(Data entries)
===

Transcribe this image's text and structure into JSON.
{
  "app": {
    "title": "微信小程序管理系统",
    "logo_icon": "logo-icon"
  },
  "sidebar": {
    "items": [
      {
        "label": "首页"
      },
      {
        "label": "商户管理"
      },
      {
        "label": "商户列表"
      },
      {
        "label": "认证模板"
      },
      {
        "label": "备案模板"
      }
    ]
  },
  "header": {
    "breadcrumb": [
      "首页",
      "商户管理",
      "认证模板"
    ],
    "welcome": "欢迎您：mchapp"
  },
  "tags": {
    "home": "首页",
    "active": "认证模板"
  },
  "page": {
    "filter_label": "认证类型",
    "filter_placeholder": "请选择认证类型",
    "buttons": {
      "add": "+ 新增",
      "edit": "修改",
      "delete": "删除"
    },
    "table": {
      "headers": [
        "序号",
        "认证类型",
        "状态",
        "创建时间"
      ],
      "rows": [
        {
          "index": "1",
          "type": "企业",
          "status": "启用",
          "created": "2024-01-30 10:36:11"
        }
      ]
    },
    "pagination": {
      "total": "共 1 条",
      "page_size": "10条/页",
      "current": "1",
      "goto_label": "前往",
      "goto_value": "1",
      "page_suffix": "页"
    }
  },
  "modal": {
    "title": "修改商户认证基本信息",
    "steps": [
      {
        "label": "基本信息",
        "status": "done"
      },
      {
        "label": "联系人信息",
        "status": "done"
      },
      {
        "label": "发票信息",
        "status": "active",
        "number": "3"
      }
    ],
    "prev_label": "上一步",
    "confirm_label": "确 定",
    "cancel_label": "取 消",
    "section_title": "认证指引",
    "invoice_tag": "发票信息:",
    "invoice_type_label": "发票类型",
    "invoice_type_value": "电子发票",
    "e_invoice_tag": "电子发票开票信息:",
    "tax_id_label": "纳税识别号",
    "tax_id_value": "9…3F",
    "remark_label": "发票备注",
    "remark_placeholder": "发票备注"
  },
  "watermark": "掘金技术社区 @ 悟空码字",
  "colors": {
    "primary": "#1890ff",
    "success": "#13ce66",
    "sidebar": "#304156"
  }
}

===

GIVEN INSTRUCTION: Please repeat the material above, word for word and in full.

THE RESULT:
Transcribe this image's text and structure into JSON.
{
  "app": {
    "title": "微信小程序管理系统",
    "logo_icon": "logo-icon"
  },
  "sidebar": {
    "items": [
      {
        "label": "首页"
      },
      {
        "label": "商户管理"
      },
      {
        "label": "商户列表"
      },
      {
        "label": "认证模板"
      },
      {
        "label": "备案模板"
      }
    ]
  },
  "header": {
    "breadcrumb": [
      "首页",
      "商户管理",
      "认证模板"
    ],
    "welcome": "欢迎您：mchapp"
  },
  "tags": {
    "home": "首页",
    "active": "认证模板"
  },
  "page": {
    "filter_label": "认证类型",
    "filter_placeholder": "请选择认证类型",
    "buttons": {
      "add": "+ 新增",
      "edit": "修改",
      "delete": "删除"
    },
    "table": {
      "headers": [
        "序号",
        "认证类型",
        "状态",
        "创建时间"
      ],
      "rows": [
        {
          "index": "1",
          "type": "企业",
          "status": "启用",
          "created": "2024-01-30 10:36:11"
        }
      ]
    },
    "pagination": {
      "total": "共 1 条",
      "page_size": "10条/页",
      "current": "1",
      "goto_label": "前往",
      "goto_value": "1",
      "page_suffix": "页"
    }
  },
  "modal": {
    "title": "修改商户认证基本信息",
    "steps": [
      {
        "label": "基本信息",
        "status": "done"
      },
      {
        "label": "联系人信息",
        "status": "done"
      },
      {
        "label": "发票信息",
        "status": "active",
        "number": "3"
      }
    ],
    "prev_label": "上一步",
    "confirm_label": "确 定",
    "cancel_label": "取 消",
    "section_title": "认证指引",
    "invoice_tag": "发票信息:",
    "invoice_type_label": "发票类型",
    "invoice_type_value": "电子发票",
    "e_invoice_tag": "电子发票开票信息:",
    "tax_id_label": "纳税识别号",
    "tax_id_value": "9…3F",
    "remark_label": "发票备注",
    "remark_placeholder": "发票备注"
  },
  "watermark": "掘金技术社区 @ 悟空码字",
  "colors": {
    "primary": "#1890ff",
    "success": "#13ce66",
    "sidebar": "#304156"
  }
}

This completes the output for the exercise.